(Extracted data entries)
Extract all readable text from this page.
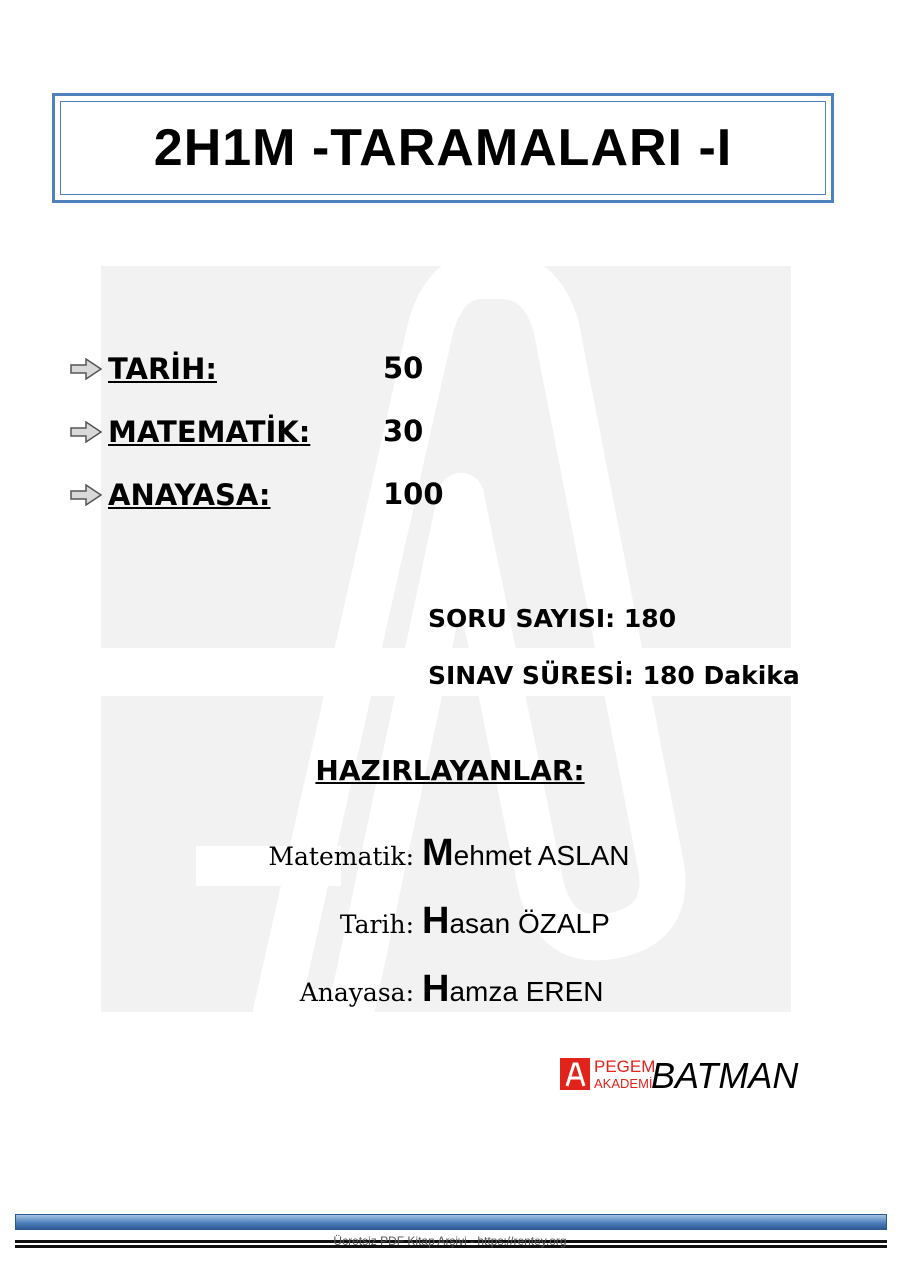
2H1M -TARAMALARI -I
TARİH:	50
MATEMATİK:	30
ANAYASA:	100
SORU SAYISI: 180
SINAV SÜRESİ: 180 Dakika
HAZIRLAYANLAR:
Matematik: Mehmet ASLAN
Tarih: Hasan ÖZALP
Anayasa: Hamza EREN
PEGEM
AKADEMİ
BATMAN
Ücretsiz PDF Kitap Arşivi - https://rentey.org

◆ Your goal ◆
Return to the listing above and set it down exactly, leaving out its pictures.

◆ Solution to this task ◆
Extract all readable text from this page.
2H1M -TARAMALARI -I
TARİH:	50
MATEMATİK:	30
ANAYASA:	100
SORU SAYISI: 180
SINAV SÜRESİ: 180 Dakika
HAZIRLAYANLAR:
Matematik: Mehmet ASLAN
Tarih: Hasan ÖZALP
Anayasa: Hamza EREN
PEGEM
AKADEMİ
BATMAN
Ücretsiz PDF Kitap Arşivi - https://rentey.org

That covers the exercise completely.